### Task directions
Write the records out again exactly, leaving no images in.

### Exercise materials
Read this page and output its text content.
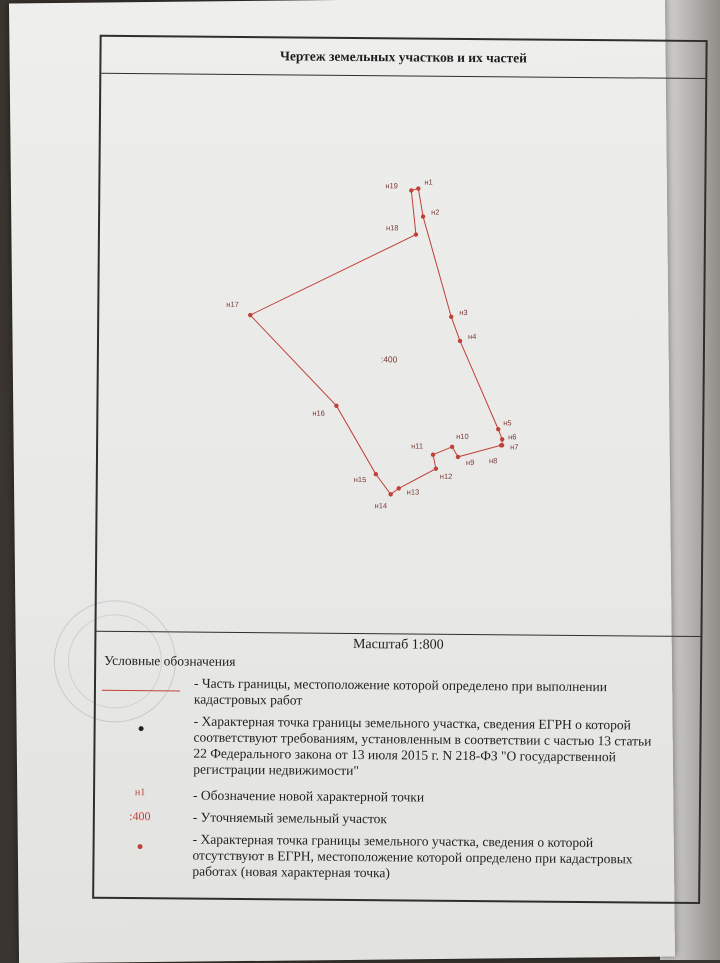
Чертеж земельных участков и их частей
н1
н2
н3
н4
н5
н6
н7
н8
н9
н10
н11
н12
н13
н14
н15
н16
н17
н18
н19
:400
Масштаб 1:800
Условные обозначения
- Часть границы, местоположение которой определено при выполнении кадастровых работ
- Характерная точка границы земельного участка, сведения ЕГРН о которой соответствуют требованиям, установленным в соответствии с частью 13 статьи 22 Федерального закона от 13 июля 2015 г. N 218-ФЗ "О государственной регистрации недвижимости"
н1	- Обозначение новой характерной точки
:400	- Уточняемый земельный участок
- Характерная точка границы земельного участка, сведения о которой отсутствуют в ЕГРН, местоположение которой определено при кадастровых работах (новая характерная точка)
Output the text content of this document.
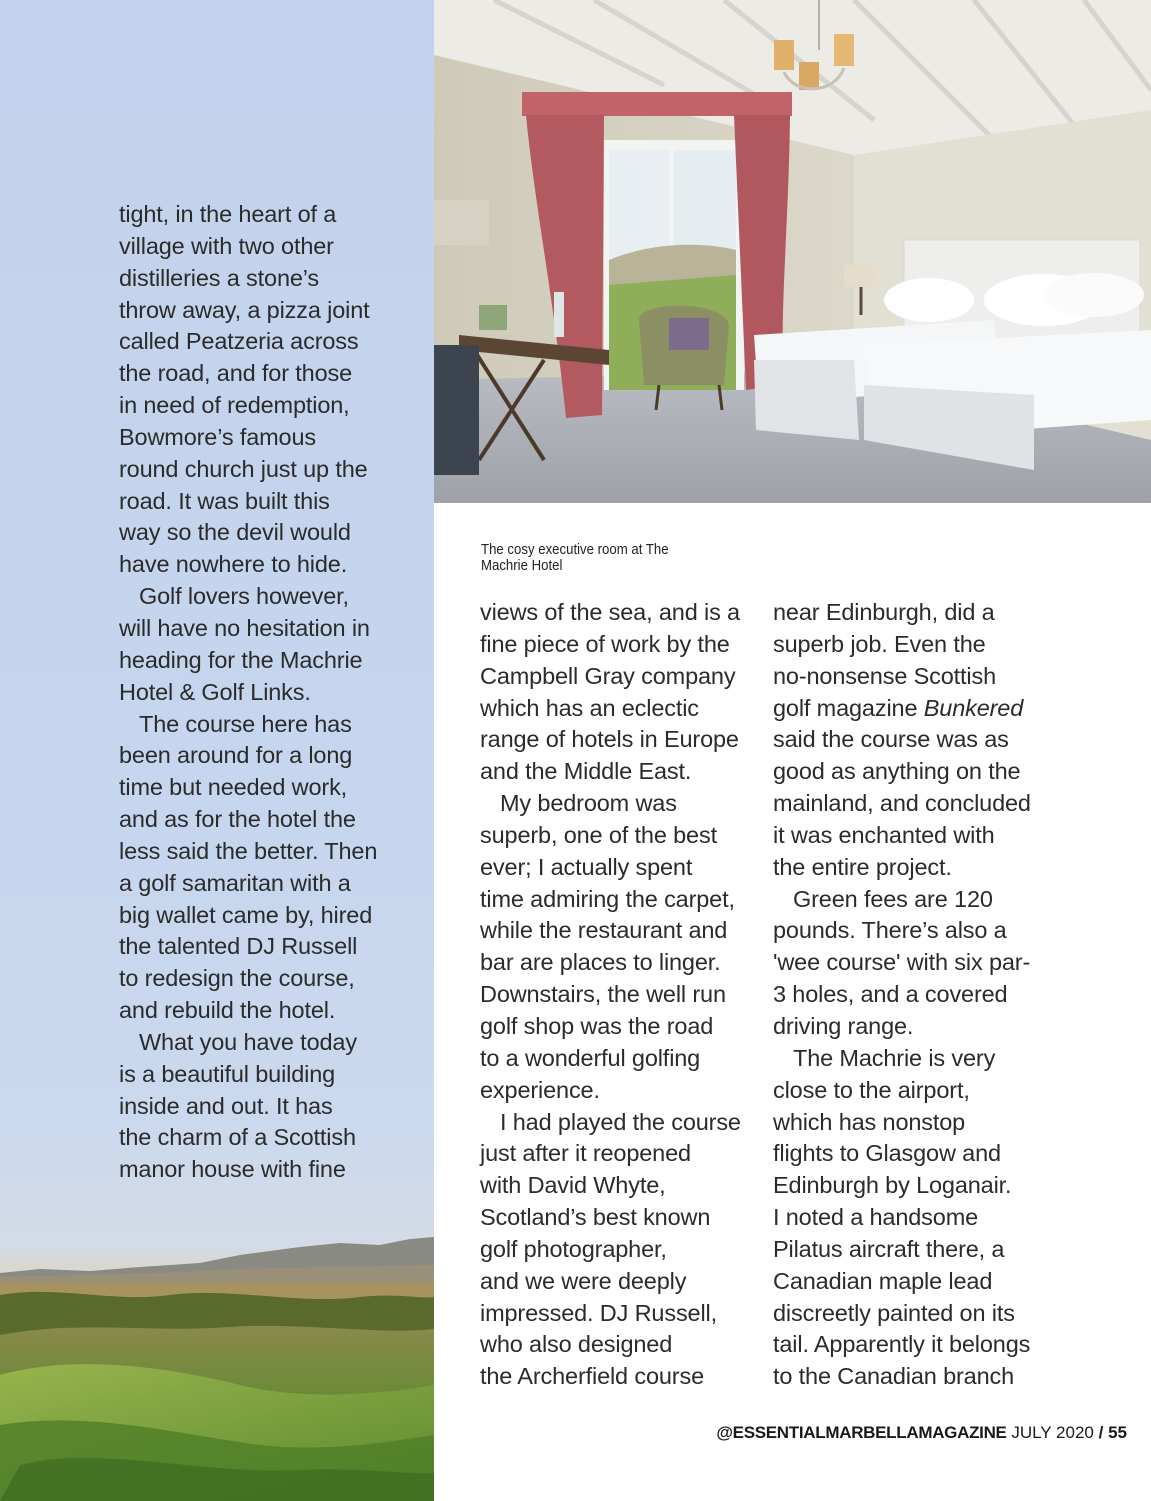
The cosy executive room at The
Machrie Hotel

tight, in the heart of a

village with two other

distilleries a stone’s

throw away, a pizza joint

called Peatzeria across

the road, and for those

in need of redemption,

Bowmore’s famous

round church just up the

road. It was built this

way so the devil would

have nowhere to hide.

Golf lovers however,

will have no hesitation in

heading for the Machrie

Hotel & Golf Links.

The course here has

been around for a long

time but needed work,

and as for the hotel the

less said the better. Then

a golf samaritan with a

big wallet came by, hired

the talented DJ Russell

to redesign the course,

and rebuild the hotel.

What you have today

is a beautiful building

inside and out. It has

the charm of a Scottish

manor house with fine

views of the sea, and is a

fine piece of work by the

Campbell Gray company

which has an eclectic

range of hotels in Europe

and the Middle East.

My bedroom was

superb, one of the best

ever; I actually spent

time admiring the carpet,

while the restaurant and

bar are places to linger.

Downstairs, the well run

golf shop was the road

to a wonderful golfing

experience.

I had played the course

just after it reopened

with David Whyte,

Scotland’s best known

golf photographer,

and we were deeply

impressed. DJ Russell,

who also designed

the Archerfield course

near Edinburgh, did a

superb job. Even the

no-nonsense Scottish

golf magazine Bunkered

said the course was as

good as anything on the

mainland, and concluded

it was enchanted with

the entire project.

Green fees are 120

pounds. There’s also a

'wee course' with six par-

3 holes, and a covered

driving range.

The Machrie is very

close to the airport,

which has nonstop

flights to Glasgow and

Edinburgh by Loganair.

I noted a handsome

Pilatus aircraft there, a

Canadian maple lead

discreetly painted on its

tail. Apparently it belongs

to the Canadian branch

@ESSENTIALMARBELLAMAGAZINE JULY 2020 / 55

### Exercise response
Read this page and output its text content.
Чертеж земельных участков и их частей
н1
н2
н3
н4
н5
н6
н7
н8
н9
н10
н11
н12
н13
н14
н15
н16
н17
н18
н19
:400
Масштаб 1:800
Условные обозначения
- Часть границы, местоположение которой определено при выполнении кадастровых работ
- Характерная точка границы земельного участка, сведения ЕГРН о которой соответствуют требованиям, установленным в соответствии с частью 13 статьи 22 Федерального закона от 13 июля 2015 г. N 218-ФЗ "О государственной регистрации недвижимости"
н1	- Обозначение новой характерной точки
:400	- Уточняемый земельный участок
- Характерная точка границы земельного участка, сведения о которой отсутствуют в ЕГРН, местоположение которой определено при кадастровых работах (новая характерная точка)
Output the text content of this document.
The cosy executive room at The
Machrie Hotel

tight, in the heart of a

village with two other

distilleries a stone’s

throw away, a pizza joint

called Peatzeria across

the road, and for those

in need of redemption,

Bowmore’s famous

round church just up the

road. It was built this

way so the devil would

have nowhere to hide.

Golf lovers however,

will have no hesitation in

heading for the Machrie

Hotel & Golf Links.

The course here has

been around for a long

time but needed work,

and as for the hotel the

less said the better. Then

a golf samaritan with a

big wallet came by, hired

the talented DJ Russell

to redesign the course,

and rebuild the hotel.

What you have today

is a beautiful building

inside and out. It has

the charm of a Scottish

manor house with fine

views of the sea, and is a

fine piece of work by the

Campbell Gray company

which has an eclectic

range of hotels in Europe

and the Middle East.

My bedroom was

superb, one of the best

ever; I actually spent

time admiring the carpet,

while the restaurant and

bar are places to linger.

Downstairs, the well run

golf shop was the road

to a wonderful golfing

experience.

I had played the course

just after it reopened

with David Whyte,

Scotland’s best known

golf photographer,

and we were deeply

impressed. DJ Russell,

who also designed

the Archerfield course

near Edinburgh, did a

superb job. Even the

no-nonsense Scottish

golf magazine Bunkered

said the course was as

good as anything on the

mainland, and concluded

it was enchanted with

the entire project.

Green fees are 120

pounds. There’s also a

'wee course' with six par-

3 holes, and a covered

driving range.

The Machrie is very

close to the airport,

which has nonstop

flights to Glasgow and

Edinburgh by Loganair.

I noted a handsome

Pilatus aircraft there, a

Canadian maple lead

discreetly painted on its

tail. Apparently it belongs

to the Canadian branch

@ESSENTIALMARBELLAMAGAZINE JULY 2020 / 55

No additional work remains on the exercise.